Exercise description: Please copy every line of the items below without changing a character, and leave the pictures out of your copy.
□ □ □ □ □
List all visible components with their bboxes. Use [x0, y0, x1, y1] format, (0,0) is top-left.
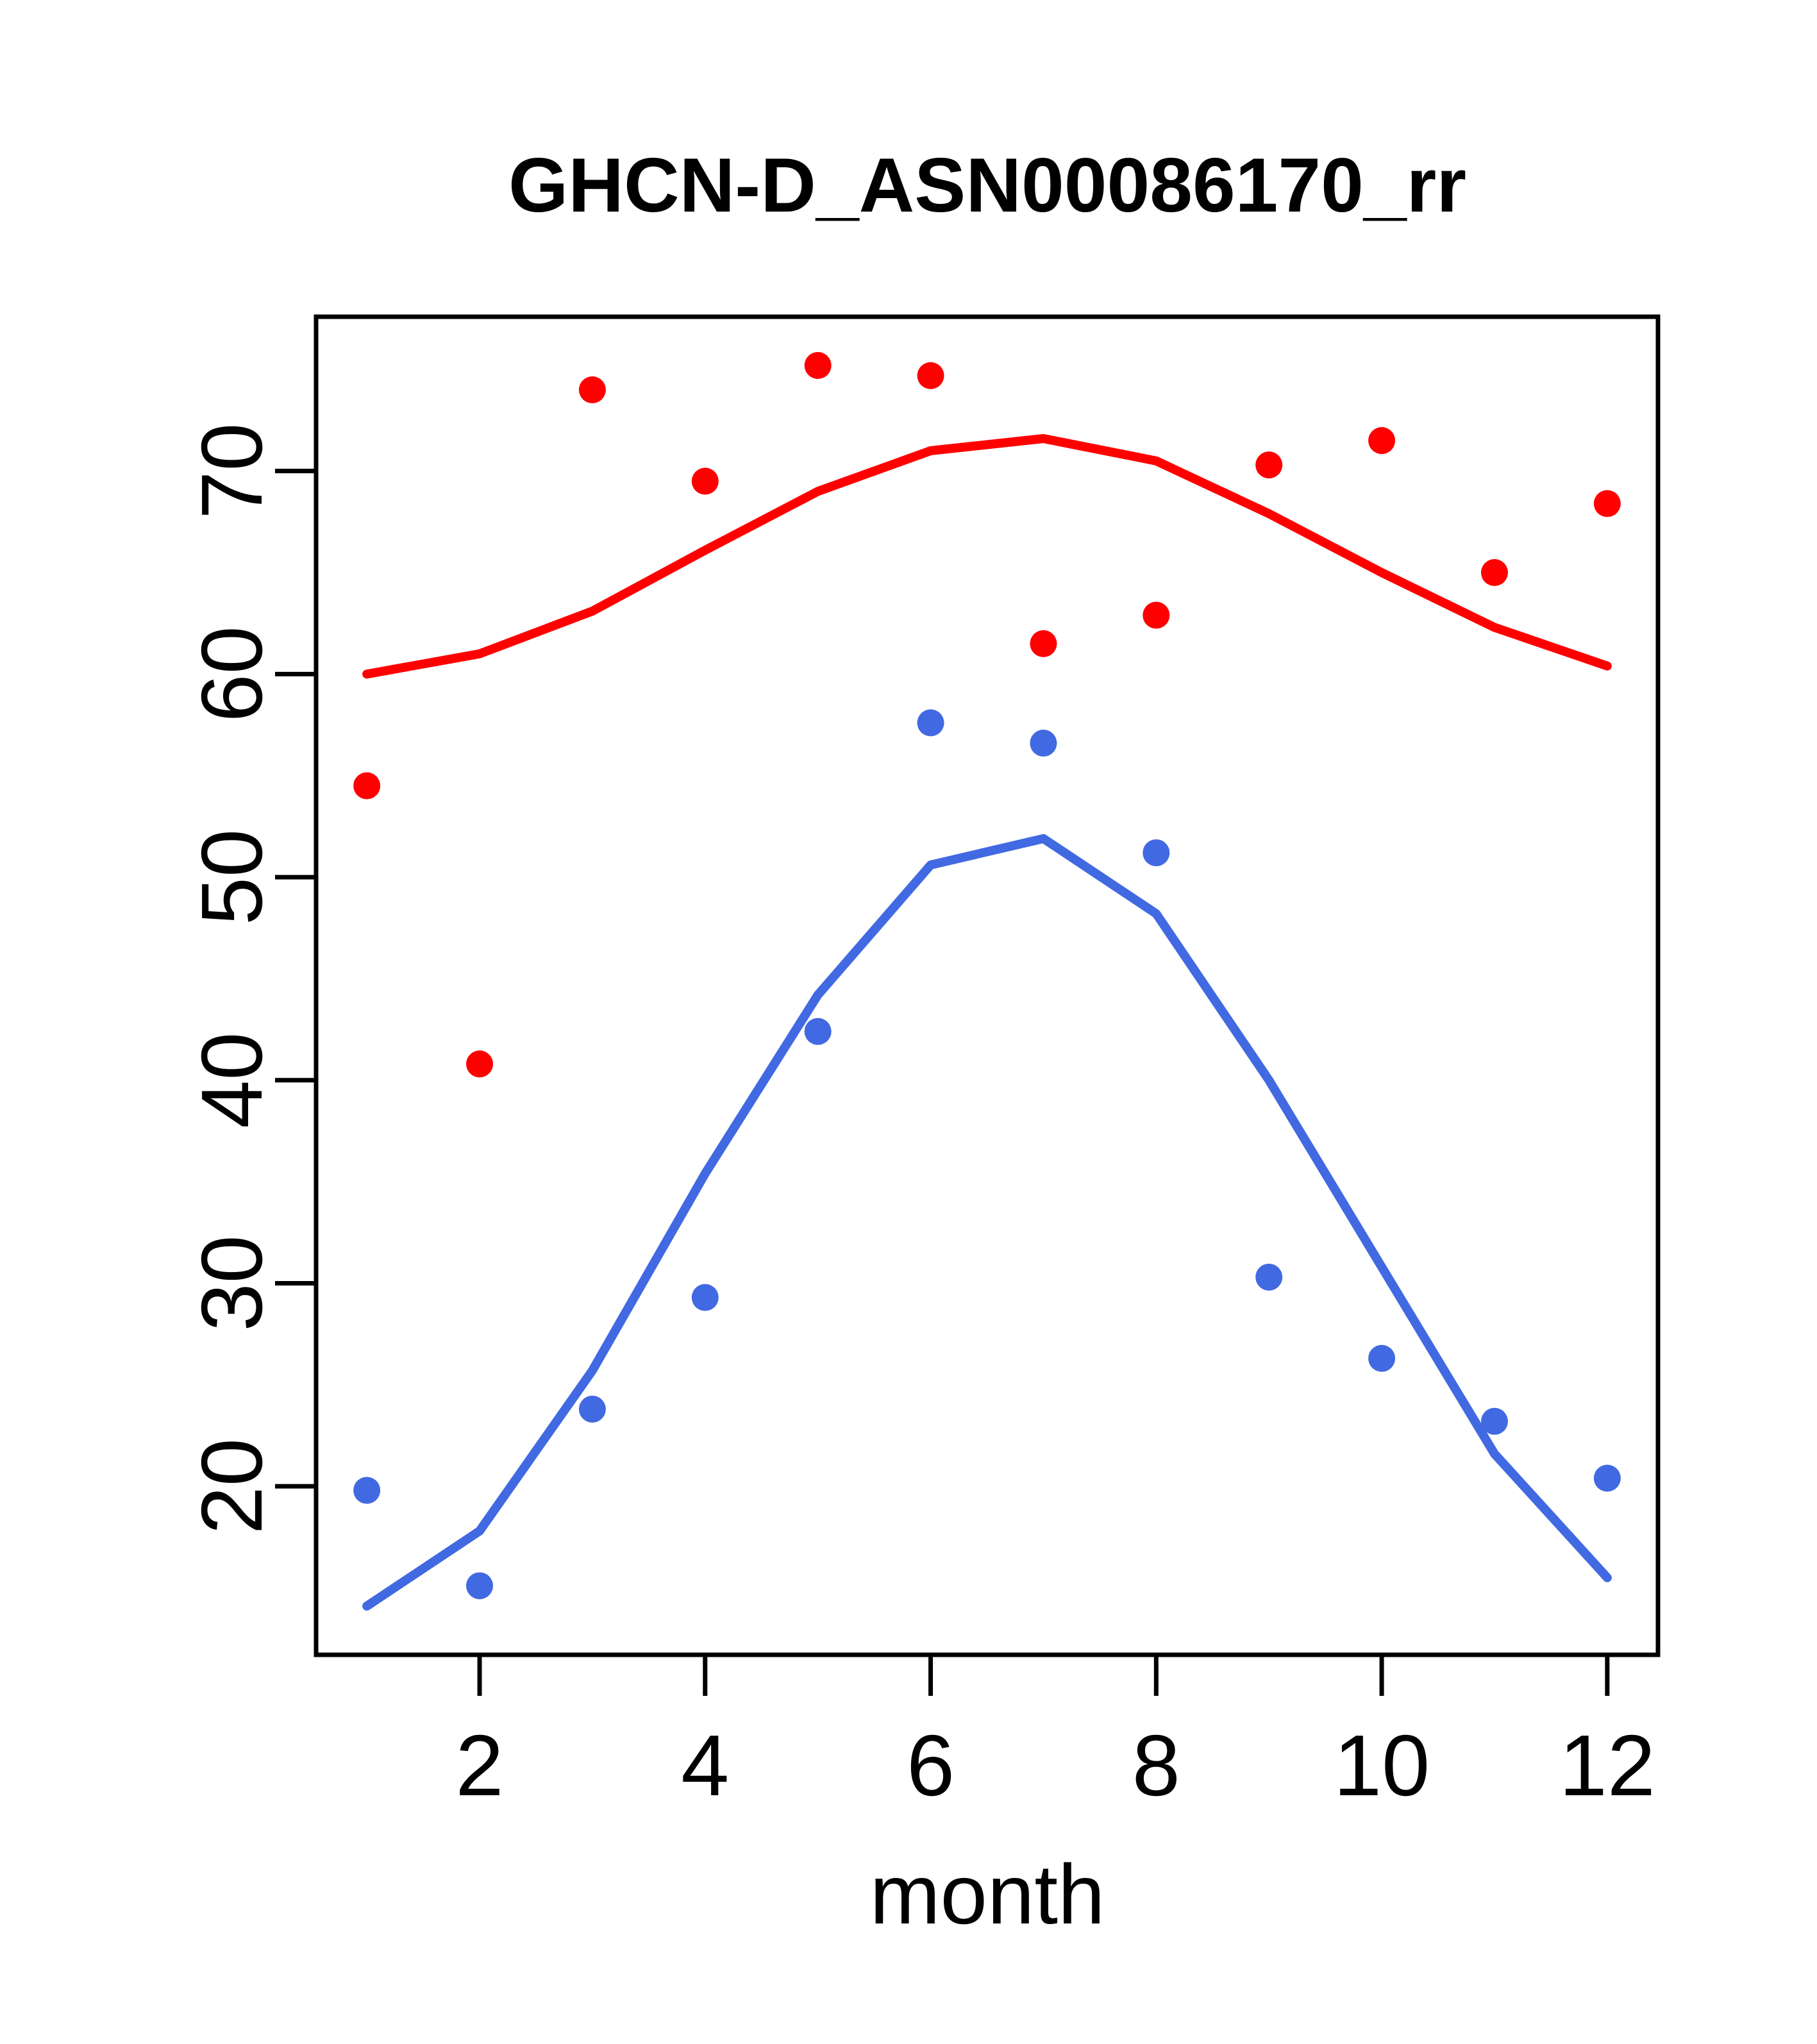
x-tick-label: 4 [681, 1717, 729, 1814]
blue-point [1255, 1263, 1283, 1291]
x-axis-ticks: 2 4 6 8 10 12 [455, 1655, 1655, 1814]
plot-border-box [314, 314, 1661, 1657]
data-series [353, 352, 1621, 1611]
red-point [1368, 427, 1396, 455]
red-line [362, 434, 1612, 679]
y-tick-label: 40 [183, 1032, 280, 1128]
blue-point [1368, 1345, 1396, 1372]
red-point [804, 352, 832, 380]
x-tick-label: 12 [1559, 1717, 1655, 1814]
blue-point [804, 1018, 832, 1045]
x-tick-label: 8 [1132, 1717, 1180, 1814]
blue-point [1480, 1407, 1508, 1435]
red-point [917, 362, 944, 389]
red-point [466, 1050, 494, 1078]
blue-point [1030, 730, 1057, 757]
y-tick-label: 60 [183, 626, 280, 722]
x-tick-label: 10 [1334, 1717, 1430, 1814]
red-point [578, 376, 606, 404]
y-tick-label: 30 [183, 1235, 280, 1331]
red-point [1030, 630, 1057, 657]
x-axis-title: month [870, 1847, 1105, 1941]
red-point [1593, 490, 1621, 517]
red-point [353, 772, 381, 800]
blue-point [466, 1572, 494, 1600]
blue-point [578, 1395, 606, 1423]
blue-point [691, 1284, 719, 1311]
blue-point [1593, 1464, 1621, 1492]
blue-point [917, 709, 944, 737]
y-axis-ticks: 20 30 40 50 60 70 [183, 423, 316, 1534]
y-tick-label: 20 [183, 1438, 280, 1534]
y-tick-label: 70 [183, 423, 280, 519]
red-point [1143, 601, 1170, 629]
red-point [1480, 559, 1508, 587]
blue-line [362, 834, 1612, 1611]
x-tick-label: 6 [907, 1717, 955, 1814]
y-tick-label: 50 [183, 829, 280, 925]
chart-title: GHCN-D_ASN00086170_rr [508, 142, 1466, 228]
red-point [1255, 451, 1283, 479]
blue-point [353, 1477, 381, 1504]
red-point [691, 467, 719, 495]
x-tick-label: 2 [455, 1717, 503, 1814]
blue-point [1143, 839, 1170, 867]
□ □ □ □ □
Solved exercise:
List all visible components with their bboxes. Use [x0, y0, x1, y1] format, (0,0) is top-left.
x-tick-label: 4 [681, 1717, 729, 1814]
blue-point [1255, 1263, 1283, 1291]
x-axis-ticks: 2 4 6 8 10 12 [455, 1655, 1655, 1814]
plot-border-box [314, 314, 1661, 1657]
data-series [353, 352, 1621, 1611]
red-point [1368, 427, 1396, 455]
red-line [362, 434, 1612, 679]
y-tick-label: 40 [183, 1032, 280, 1128]
blue-point [1368, 1345, 1396, 1372]
red-point [804, 352, 832, 380]
x-tick-label: 12 [1559, 1717, 1655, 1814]
blue-point [804, 1018, 832, 1045]
x-tick-label: 8 [1132, 1717, 1180, 1814]
blue-point [1480, 1407, 1508, 1435]
red-point [917, 362, 944, 389]
red-point [466, 1050, 494, 1078]
blue-point [1030, 730, 1057, 757]
y-tick-label: 60 [183, 626, 280, 722]
x-tick-label: 10 [1334, 1717, 1430, 1814]
red-point [578, 376, 606, 404]
y-tick-label: 30 [183, 1235, 280, 1331]
red-point [1030, 630, 1057, 657]
x-axis-title: month [870, 1847, 1105, 1941]
red-point [1593, 490, 1621, 517]
red-point [353, 772, 381, 800]
blue-point [466, 1572, 494, 1600]
blue-point [578, 1395, 606, 1423]
blue-point [691, 1284, 719, 1311]
blue-point [1593, 1464, 1621, 1492]
blue-point [917, 709, 944, 737]
y-axis-ticks: 20 30 40 50 60 70 [183, 423, 316, 1534]
y-tick-label: 20 [183, 1438, 280, 1534]
y-tick-label: 70 [183, 423, 280, 519]
red-point [1143, 601, 1170, 629]
red-point [1480, 559, 1508, 587]
blue-line [362, 834, 1612, 1611]
x-tick-label: 6 [907, 1717, 955, 1814]
y-tick-label: 50 [183, 829, 280, 925]
chart-title: GHCN-D_ASN00086170_rr [508, 142, 1466, 228]
red-point [1255, 451, 1283, 479]
blue-point [353, 1477, 381, 1504]
red-point [691, 467, 719, 495]
x-tick-label: 2 [455, 1717, 503, 1814]
blue-point [1143, 839, 1170, 867]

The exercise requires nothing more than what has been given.